The task: Give back the full listing verbatim, apart from its images.

Start Record list

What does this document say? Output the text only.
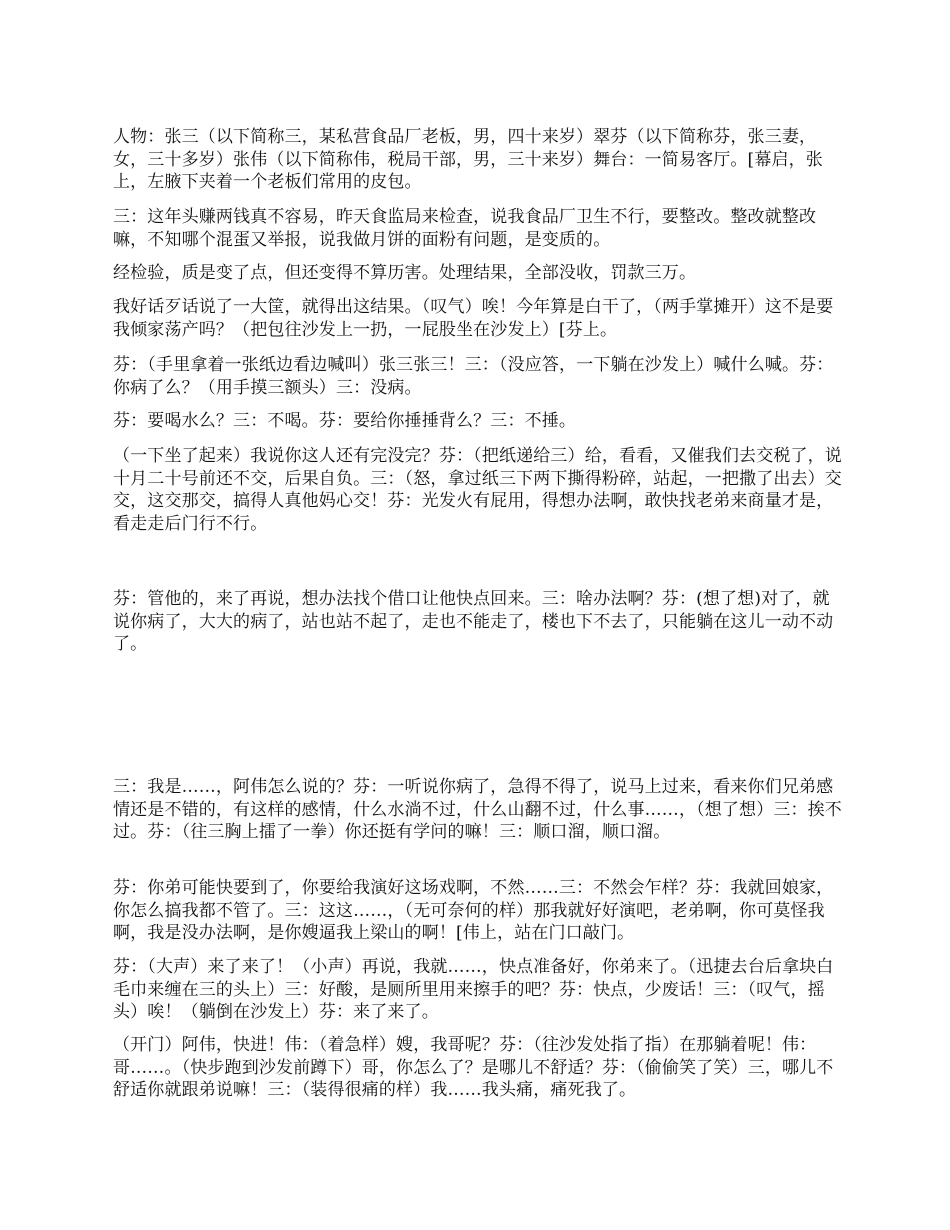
人物：张三（以下简称三，某私营食品厂老板，男，四十来岁）翠芬（以下简称芬，张三妻，女，三十多岁）张伟（以下简称伟，税局干部，男，三十来岁）舞台：一简易客厅。[幕启，张上，左腋下夹着一个老板们常用的皮包。

三：这年头赚两钱真不容易，昨天食监局来检查，说我食品厂卫生不行，要整改。整改就整改嘛，不知哪个混蛋又举报，说我做月饼的面粉有问题，是变质的。

经检验，质是变了点，但还变得不算历害。处理结果，全部没收，罚款三万。

我好话歹话说了一大筐，就得出这结果。（叹气）唉！今年算是白干了，（两手掌摊开）这不是要我倾家荡产吗？（把包往沙发上一扔，一屁股坐在沙发上）[芬上。

芬：（手里拿着一张纸边看边喊叫）张三张三！三：（没应答，一下躺在沙发上）喊什么喊。芬：你病了么？（用手摸三额头）三：没病。

芬：要喝水么？三：不喝。芬：要给你捶捶背么？三：不捶。

（一下坐了起来）我说你这人还有完没完？芬：（把纸递给三）给，看看，又催我们去交税了，说十月二十号前还不交，后果自负。三：（怒，拿过纸三下两下撕得粉碎，站起，一把撒了出去）交交，这交那交，搞得人真他妈心交！芬：光发火有屁用，得想办法啊，敢快找老弟来商量才是，看走走后门行不行。

芬：管他的，来了再说，想办法找个借口让他快点回来。三：啥办法啊？芬：(想了想)对了，就说你病了，大大的病了，站也站不起了，走也不能走了，楼也下不去了，只能躺在这儿一动不动了。

三：我是……，阿伟怎么说的？芬：一听说你病了，急得不得了，说马上过来，看来你们兄弟感情还是不错的，有这样的感情，什么水淌不过，什么山翻不过，什么事……，（想了想）三：挨不过。芬：（往三胸上擂了一拳）你还挺有学问的嘛！三：顺口溜，顺口溜。

芬：你弟可能快要到了，你要给我演好这场戏啊，不然……三：不然会乍样？芬：我就回娘家，你怎么搞我都不管了。三：这这……，（无可奈何的样）那我就好好演吧，老弟啊，你可莫怪我啊，我是没办法啊，是你嫂逼我上梁山的啊！[伟上，站在门口敲门。

芬：（大声）来了来了！（小声）再说，我就……，快点准备好，你弟来了。（迅捷去台后拿块白毛巾来缠在三的头上）三：好酸，是厕所里用来擦手的吧？芬：快点，少废话！三：（叹气，摇头）唉！（躺倒在沙发上）芬：来了来了。

（开门）阿伟，快进！伟：（着急样）嫂，我哥呢？芬：（往沙发处指了指）在那躺着呢！伟：哥……。（快步跑到沙发前蹲下）哥，你怎么了？是哪儿不舒适？芬：（偷偷笑了笑）三，哪儿不舒适你就跟弟说嘛！三：（装得很痛的样）我……我头痛，痛死我了。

End Record list

Answer for this exercise:
What does this document say? Output the text only.
人物：张三（以下简称三，某私营食品厂老板，男，四十来岁）翠芬（以下简称芬，张三妻，女，三十多岁）张伟（以下简称伟，税局干部，男，三十来岁）舞台：一简易客厅。[幕启，张上，左腋下夹着一个老板们常用的皮包。

三：这年头赚两钱真不容易，昨天食监局来检查，说我食品厂卫生不行，要整改。整改就整改嘛，不知哪个混蛋又举报，说我做月饼的面粉有问题，是变质的。

经检验，质是变了点，但还变得不算历害。处理结果，全部没收，罚款三万。

我好话歹话说了一大筐，就得出这结果。（叹气）唉！今年算是白干了，（两手掌摊开）这不是要我倾家荡产吗？（把包往沙发上一扔，一屁股坐在沙发上）[芬上。

芬：（手里拿着一张纸边看边喊叫）张三张三！三：（没应答，一下躺在沙发上）喊什么喊。芬：你病了么？（用手摸三额头）三：没病。

芬：要喝水么？三：不喝。芬：要给你捶捶背么？三：不捶。

（一下坐了起来）我说你这人还有完没完？芬：（把纸递给三）给，看看，又催我们去交税了，说十月二十号前还不交，后果自负。三：（怒，拿过纸三下两下撕得粉碎，站起，一把撒了出去）交交，这交那交，搞得人真他妈心交！芬：光发火有屁用，得想办法啊，敢快找老弟来商量才是，看走走后门行不行。

芬：管他的，来了再说，想办法找个借口让他快点回来。三：啥办法啊？芬：(想了想)对了，就说你病了，大大的病了，站也站不起了，走也不能走了，楼也下不去了，只能躺在这儿一动不动了。

三：我是……，阿伟怎么说的？芬：一听说你病了，急得不得了，说马上过来，看来你们兄弟感情还是不错的，有这样的感情，什么水淌不过，什么山翻不过，什么事……，（想了想）三：挨不过。芬：（往三胸上擂了一拳）你还挺有学问的嘛！三：顺口溜，顺口溜。

芬：你弟可能快要到了，你要给我演好这场戏啊，不然……三：不然会乍样？芬：我就回娘家，你怎么搞我都不管了。三：这这……，（无可奈何的样）那我就好好演吧，老弟啊，你可莫怪我啊，我是没办法啊，是你嫂逼我上梁山的啊！[伟上，站在门口敲门。

芬：（大声）来了来了！（小声）再说，我就……，快点准备好，你弟来了。（迅捷去台后拿块白毛巾来缠在三的头上）三：好酸，是厕所里用来擦手的吧？芬：快点，少废话！三：（叹气，摇头）唉！（躺倒在沙发上）芬：来了来了。

（开门）阿伟，快进！伟：（着急样）嫂，我哥呢？芬：（往沙发处指了指）在那躺着呢！伟：哥……。（快步跑到沙发前蹲下）哥，你怎么了？是哪儿不舒适？芬：（偷偷笑了笑）三，哪儿不舒适你就跟弟说嘛！三：（装得很痛的样）我……我头痛，痛死我了。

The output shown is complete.